» INSTRUCTIONS TO FOLLOW
Lines from the one containing "Read all visible content and emit it as JSON." through the end of the data are to be returned exactly, and no others.

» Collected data
— begin —

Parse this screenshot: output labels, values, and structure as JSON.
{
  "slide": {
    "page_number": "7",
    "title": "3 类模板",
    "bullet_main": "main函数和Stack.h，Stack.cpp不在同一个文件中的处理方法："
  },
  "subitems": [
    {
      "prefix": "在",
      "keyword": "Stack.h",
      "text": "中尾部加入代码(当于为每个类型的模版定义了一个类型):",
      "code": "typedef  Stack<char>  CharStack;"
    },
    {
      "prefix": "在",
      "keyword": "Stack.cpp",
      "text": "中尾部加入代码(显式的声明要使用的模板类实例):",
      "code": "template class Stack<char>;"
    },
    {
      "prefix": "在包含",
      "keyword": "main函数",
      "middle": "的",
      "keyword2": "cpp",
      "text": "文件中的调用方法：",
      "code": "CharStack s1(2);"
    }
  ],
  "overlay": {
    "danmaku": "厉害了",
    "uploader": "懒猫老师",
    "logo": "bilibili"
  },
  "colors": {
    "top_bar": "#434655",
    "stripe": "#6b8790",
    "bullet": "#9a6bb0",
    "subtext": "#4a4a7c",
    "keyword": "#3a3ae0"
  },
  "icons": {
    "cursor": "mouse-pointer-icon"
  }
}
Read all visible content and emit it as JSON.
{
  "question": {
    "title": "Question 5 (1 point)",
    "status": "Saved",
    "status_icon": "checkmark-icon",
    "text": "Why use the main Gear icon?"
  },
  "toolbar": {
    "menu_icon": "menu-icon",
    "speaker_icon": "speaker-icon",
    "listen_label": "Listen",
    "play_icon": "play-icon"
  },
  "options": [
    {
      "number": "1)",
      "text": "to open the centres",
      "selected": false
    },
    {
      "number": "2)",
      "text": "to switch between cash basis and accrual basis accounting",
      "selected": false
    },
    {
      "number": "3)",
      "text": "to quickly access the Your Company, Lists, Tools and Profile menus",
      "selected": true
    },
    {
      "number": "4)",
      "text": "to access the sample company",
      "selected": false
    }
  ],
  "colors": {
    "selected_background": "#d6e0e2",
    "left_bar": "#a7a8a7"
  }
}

— end —

» REPLY
Read all visible content and emit it as JSON.
{
  "question": {
    "title": "Question 5 (1 point)",
    "status": "Saved",
    "status_icon": "checkmark-icon",
    "text": "Why use the main Gear icon?"
  },
  "toolbar": {
    "menu_icon": "menu-icon",
    "speaker_icon": "speaker-icon",
    "listen_label": "Listen",
    "play_icon": "play-icon"
  },
  "options": [
    {
      "number": "1)",
      "text": "to open the centres",
      "selected": false
    },
    {
      "number": "2)",
      "text": "to switch between cash basis and accrual basis accounting",
      "selected": false
    },
    {
      "number": "3)",
      "text": "to quickly access the Your Company, Lists, Tools and Profile menus",
      "selected": true
    },
    {
      "number": "4)",
      "text": "to access the sample company",
      "selected": false
    }
  ],
  "colors": {
    "selected_background": "#d6e0e2",
    "left_bar": "#a7a8a7"
  }
}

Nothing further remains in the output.